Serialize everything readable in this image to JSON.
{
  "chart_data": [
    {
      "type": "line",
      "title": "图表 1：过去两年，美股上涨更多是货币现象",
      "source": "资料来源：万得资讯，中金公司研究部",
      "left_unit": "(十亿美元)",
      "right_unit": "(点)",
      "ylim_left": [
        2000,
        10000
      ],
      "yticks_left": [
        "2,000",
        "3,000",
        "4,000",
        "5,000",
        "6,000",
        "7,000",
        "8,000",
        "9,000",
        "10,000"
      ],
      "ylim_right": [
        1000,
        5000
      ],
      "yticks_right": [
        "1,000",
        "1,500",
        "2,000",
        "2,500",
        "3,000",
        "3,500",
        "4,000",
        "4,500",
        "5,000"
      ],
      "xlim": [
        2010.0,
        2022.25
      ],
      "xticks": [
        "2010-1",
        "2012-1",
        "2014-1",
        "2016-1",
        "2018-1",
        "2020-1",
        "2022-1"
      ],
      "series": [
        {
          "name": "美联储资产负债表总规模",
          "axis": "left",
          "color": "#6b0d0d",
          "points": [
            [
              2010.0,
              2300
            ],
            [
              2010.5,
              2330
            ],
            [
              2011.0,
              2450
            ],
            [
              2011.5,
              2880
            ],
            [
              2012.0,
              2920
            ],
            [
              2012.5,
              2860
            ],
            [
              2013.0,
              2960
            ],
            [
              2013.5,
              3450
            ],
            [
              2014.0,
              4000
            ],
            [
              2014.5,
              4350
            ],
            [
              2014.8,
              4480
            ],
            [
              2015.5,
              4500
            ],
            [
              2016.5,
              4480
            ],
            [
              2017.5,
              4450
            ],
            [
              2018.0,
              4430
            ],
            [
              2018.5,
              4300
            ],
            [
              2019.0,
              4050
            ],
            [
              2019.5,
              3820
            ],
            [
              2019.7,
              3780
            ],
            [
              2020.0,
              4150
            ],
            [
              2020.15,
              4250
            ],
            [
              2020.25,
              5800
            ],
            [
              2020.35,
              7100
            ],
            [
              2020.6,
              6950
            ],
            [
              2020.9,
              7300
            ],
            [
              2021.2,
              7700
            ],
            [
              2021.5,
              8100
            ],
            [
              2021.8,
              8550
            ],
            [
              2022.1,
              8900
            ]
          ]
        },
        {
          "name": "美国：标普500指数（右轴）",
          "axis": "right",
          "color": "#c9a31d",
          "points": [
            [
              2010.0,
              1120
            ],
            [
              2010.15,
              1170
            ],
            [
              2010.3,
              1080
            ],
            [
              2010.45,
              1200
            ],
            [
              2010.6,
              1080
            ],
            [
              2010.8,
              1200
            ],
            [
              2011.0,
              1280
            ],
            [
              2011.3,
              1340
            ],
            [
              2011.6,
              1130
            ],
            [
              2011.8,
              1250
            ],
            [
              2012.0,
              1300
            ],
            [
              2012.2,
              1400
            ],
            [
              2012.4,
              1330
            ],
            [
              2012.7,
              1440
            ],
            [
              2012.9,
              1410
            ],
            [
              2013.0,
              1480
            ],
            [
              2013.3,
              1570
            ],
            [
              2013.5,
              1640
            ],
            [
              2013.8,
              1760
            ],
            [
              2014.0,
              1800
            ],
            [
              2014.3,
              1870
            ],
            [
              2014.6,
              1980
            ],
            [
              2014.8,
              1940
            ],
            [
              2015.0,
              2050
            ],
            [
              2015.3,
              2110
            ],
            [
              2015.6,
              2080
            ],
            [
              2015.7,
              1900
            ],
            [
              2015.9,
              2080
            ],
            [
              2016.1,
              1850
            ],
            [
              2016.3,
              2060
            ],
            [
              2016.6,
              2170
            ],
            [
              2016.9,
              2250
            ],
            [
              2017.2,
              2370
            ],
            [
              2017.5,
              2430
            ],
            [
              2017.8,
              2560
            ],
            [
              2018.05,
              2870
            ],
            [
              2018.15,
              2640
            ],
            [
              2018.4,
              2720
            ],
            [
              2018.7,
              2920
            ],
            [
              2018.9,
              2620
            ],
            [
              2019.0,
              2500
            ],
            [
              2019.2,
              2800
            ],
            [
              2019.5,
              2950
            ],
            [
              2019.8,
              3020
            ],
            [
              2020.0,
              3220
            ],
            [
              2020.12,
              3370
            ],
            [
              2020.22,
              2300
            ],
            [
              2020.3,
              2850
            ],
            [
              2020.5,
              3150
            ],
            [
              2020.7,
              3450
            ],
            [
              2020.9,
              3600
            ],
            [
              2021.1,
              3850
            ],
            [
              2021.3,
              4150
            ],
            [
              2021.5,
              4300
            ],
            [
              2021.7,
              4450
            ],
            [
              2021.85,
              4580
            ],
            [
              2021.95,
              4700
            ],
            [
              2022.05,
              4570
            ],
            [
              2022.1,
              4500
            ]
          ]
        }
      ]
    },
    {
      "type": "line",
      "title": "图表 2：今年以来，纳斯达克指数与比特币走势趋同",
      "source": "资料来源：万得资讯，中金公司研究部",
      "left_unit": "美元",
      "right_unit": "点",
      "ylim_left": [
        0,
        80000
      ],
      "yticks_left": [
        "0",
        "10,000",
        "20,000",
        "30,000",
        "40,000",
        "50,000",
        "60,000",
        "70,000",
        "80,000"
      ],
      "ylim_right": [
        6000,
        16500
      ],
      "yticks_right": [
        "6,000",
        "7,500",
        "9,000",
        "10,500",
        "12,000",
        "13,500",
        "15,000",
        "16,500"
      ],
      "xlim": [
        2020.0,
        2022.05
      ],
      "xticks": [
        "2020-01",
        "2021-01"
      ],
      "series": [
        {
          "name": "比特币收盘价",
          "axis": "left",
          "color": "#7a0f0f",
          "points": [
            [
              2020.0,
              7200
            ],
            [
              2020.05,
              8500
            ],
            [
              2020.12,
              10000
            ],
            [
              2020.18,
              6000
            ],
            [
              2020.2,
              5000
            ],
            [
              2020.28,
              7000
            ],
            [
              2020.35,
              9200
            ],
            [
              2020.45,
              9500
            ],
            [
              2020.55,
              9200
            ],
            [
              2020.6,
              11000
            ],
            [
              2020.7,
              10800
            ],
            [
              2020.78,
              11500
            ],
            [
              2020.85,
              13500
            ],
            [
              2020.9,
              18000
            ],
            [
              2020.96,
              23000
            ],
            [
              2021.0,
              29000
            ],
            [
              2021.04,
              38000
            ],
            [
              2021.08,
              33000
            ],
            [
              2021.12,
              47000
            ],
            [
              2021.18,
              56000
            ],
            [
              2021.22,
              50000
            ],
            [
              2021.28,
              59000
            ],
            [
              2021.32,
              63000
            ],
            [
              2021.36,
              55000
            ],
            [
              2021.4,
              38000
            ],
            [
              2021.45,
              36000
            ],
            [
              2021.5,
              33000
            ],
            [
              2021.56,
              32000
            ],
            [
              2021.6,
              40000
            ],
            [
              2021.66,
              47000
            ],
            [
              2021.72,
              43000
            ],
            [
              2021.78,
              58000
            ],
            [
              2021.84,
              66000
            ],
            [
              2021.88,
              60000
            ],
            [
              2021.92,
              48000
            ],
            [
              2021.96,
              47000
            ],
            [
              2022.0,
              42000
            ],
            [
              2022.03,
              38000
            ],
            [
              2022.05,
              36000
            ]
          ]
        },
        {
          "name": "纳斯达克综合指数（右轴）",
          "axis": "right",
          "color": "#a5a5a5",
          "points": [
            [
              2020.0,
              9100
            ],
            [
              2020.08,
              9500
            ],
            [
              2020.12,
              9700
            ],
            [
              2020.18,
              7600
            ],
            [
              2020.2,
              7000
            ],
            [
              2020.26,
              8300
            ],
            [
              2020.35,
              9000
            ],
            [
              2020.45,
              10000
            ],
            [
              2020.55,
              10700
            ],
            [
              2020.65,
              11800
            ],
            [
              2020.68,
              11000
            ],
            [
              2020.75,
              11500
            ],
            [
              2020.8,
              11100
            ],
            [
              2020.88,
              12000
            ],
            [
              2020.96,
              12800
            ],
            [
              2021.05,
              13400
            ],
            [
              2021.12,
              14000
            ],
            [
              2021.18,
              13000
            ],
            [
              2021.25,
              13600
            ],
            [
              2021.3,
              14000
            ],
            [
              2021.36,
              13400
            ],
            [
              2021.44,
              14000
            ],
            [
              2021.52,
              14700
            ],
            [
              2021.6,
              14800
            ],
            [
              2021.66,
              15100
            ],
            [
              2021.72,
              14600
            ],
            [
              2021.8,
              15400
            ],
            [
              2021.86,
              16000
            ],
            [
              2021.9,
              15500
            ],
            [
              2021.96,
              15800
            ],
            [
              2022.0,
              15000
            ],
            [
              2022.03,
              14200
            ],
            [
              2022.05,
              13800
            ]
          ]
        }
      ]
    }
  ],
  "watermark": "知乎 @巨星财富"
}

**GIVEN REQUEST**
Check every line of the data, and copy the ones that contain "title".

**THE ANSWER**
      "title": "图表 1：过去两年，美股上涨更多是货币现象",
      "title": "图表 2：今年以来，纳斯达克指数与比特币走势趋同",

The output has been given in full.